What this task involves - Skip any picture you find and retype all the remaining lines exactly.

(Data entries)

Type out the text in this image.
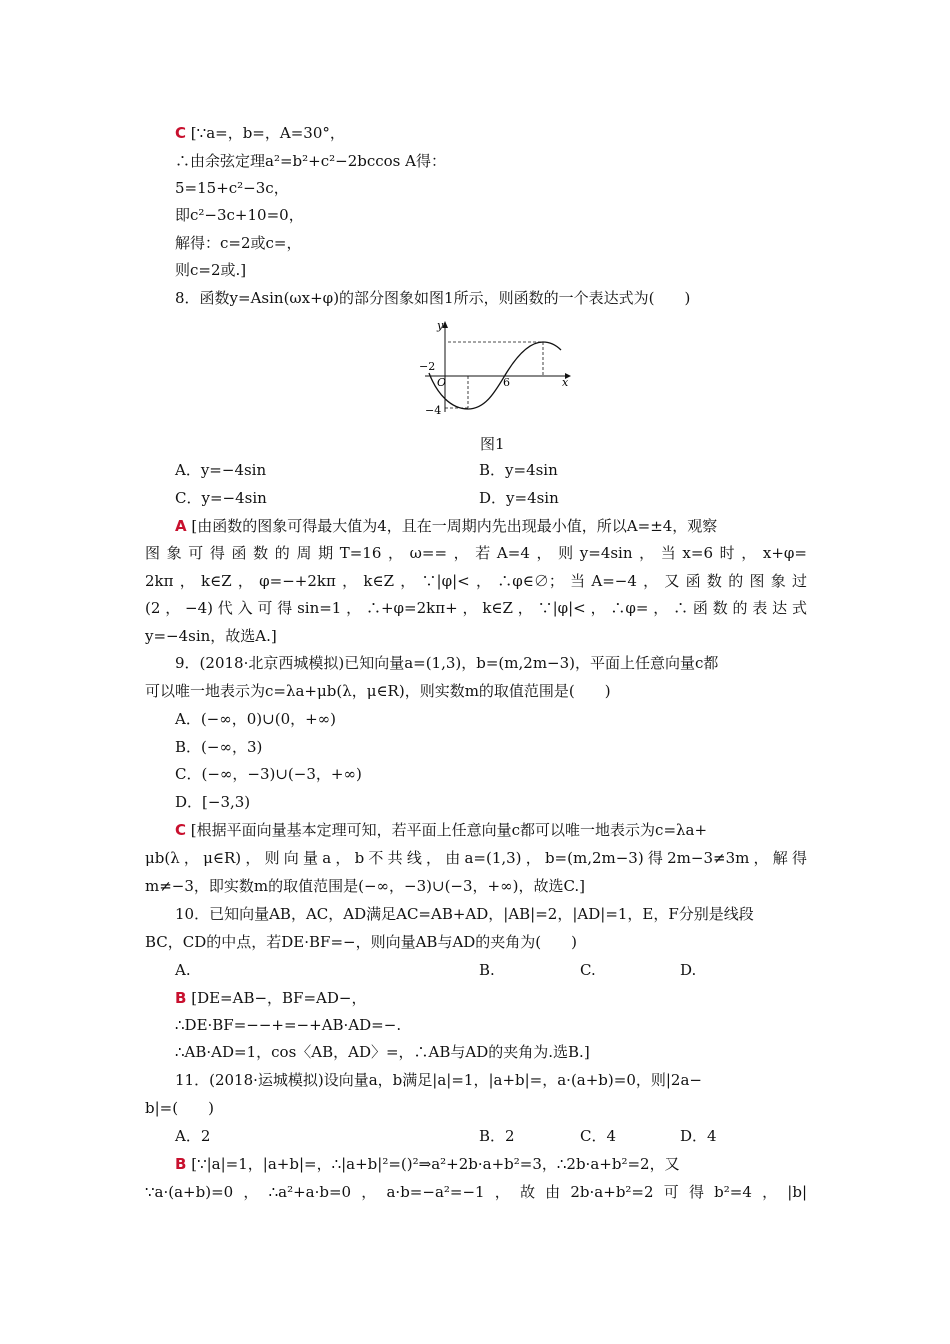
C [∵a=，b=，A=30°，
∴由余弦定理a²=b²+c²−2bccos A得：
5=15+c²−3c，
即c²−3c+10=0，
解得：c=2或c=，
则c=2或.]
8．函数y=Asin(ωx+φ)的部分图象如图1所示，则函数的一个表达式为(　　)
y
x
O
−2
6
−4
图1
A．y=−4sin	B．y=4sin
C．y=−4sin	D．y=4sin
A [由函数的图象可得最大值为4，且在一周期内先出现最小值，所以A=±4，观察
图象可得函数的周期T=16，ω==，若A=4，则y=4sin，当x=6时，x+φ=
2kπ，k∈Z，φ=−+2kπ，k∈Z，∵|φ|<，∴φ∈∅；当A=−4，又函数的图象过
(2，−4)代入可得sin=1，∴+φ=2kπ+，k∈Z，∵|φ|<，∴φ=，∴函数的表达式
y=−4sin，故选A.]
9．(2018·北京西城模拟)已知向量a=(1,3)，b=(m,2m−3)，平面上任意向量c都
可以唯一地表示为c=λa+μb(λ，μ∈R)，则实数m的取值范围是(　　)
A．(−∞，0)∪(0，+∞)
B．(−∞，3)
C．(−∞，−3)∪(−3，+∞)
D．[−3,3)
C [根据平面向量基本定理可知，若平面上任意向量c都可以唯一地表示为c=λa+
μb(λ，μ∈R)，则向量a，b不共线，由a=(1,3)，b=(m,2m−3)得2m−3≠3m，解得
m≠−3，即实数m的取值范围是(−∞，−3)∪(−3，+∞)，故选C.]
10．已知向量AB，AC，AD满足AC=AB+AD，|AB|=2，|AD|=1，E，F分别是线段
BC，CD的中点，若DE·BF=−，则向量AB与AD的夹角为(　　)
A.	B.	C.	D.
B [DE=AB−，BF=AD−，
∴DE·BF=−−+=−+AB·AD=−.
∴AB·AD=1，cos〈AB，AD〉=，∴AB与AD的夹角为.选B.]
11．(2018·运城模拟)设向量a，b满足|a|=1，|a+b|=，a·(a+b)=0，则|2a−
b|=(　　)
A．2	B．2	C．4	D．4
B [∵|a|=1，|a+b|=，∴|a+b|²=()²⇒a²+2b·a+b²=3，∴2b·a+b²=2，又
∵a·(a+b)=0，∴a²+a·b=0，a·b=−a²=−1，故由2b·a+b²=2可得b²=4，|b|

Finished task -
Type out the text in this image.
C [∵a=，b=，A=30°，
∴由余弦定理a²=b²+c²−2bccos A得：
5=15+c²−3c，
即c²−3c+10=0，
解得：c=2或c=，
则c=2或.]
8．函数y=Asin(ωx+φ)的部分图象如图1所示，则函数的一个表达式为(　　)
y
x
O
−2
6
−4
图1
A．y=−4sin	B．y=4sin
C．y=−4sin	D．y=4sin
A [由函数的图象可得最大值为4，且在一周期内先出现最小值，所以A=±4，观察
图象可得函数的周期T=16，ω==，若A=4，则y=4sin，当x=6时，x+φ=
2kπ，k∈Z，φ=−+2kπ，k∈Z，∵|φ|<，∴φ∈∅；当A=−4，又函数的图象过
(2，−4)代入可得sin=1，∴+φ=2kπ+，k∈Z，∵|φ|<，∴φ=，∴函数的表达式
y=−4sin，故选A.]
9．(2018·北京西城模拟)已知向量a=(1,3)，b=(m,2m−3)，平面上任意向量c都
可以唯一地表示为c=λa+μb(λ，μ∈R)，则实数m的取值范围是(　　)
A．(−∞，0)∪(0，+∞)
B．(−∞，3)
C．(−∞，−3)∪(−3，+∞)
D．[−3,3)
C [根据平面向量基本定理可知，若平面上任意向量c都可以唯一地表示为c=λa+
μb(λ，μ∈R)，则向量a，b不共线，由a=(1,3)，b=(m,2m−3)得2m−3≠3m，解得
m≠−3，即实数m的取值范围是(−∞，−3)∪(−3，+∞)，故选C.]
10．已知向量AB，AC，AD满足AC=AB+AD，|AB|=2，|AD|=1，E，F分别是线段
BC，CD的中点，若DE·BF=−，则向量AB与AD的夹角为(　　)
A.	B.	C.	D.
B [DE=AB−，BF=AD−，
∴DE·BF=−−+=−+AB·AD=−.
∴AB·AD=1，cos〈AB，AD〉=，∴AB与AD的夹角为.选B.]
11．(2018·运城模拟)设向量a，b满足|a|=1，|a+b|=，a·(a+b)=0，则|2a−
b|=(　　)
A．2	B．2	C．4	D．4
B [∵|a|=1，|a+b|=，∴|a+b|²=()²⇒a²+2b·a+b²=3，∴2b·a+b²=2，又
∵a·(a+b)=0，∴a²+a·b=0，a·b=−a²=−1，故由2b·a+b²=2可得b²=4，|b|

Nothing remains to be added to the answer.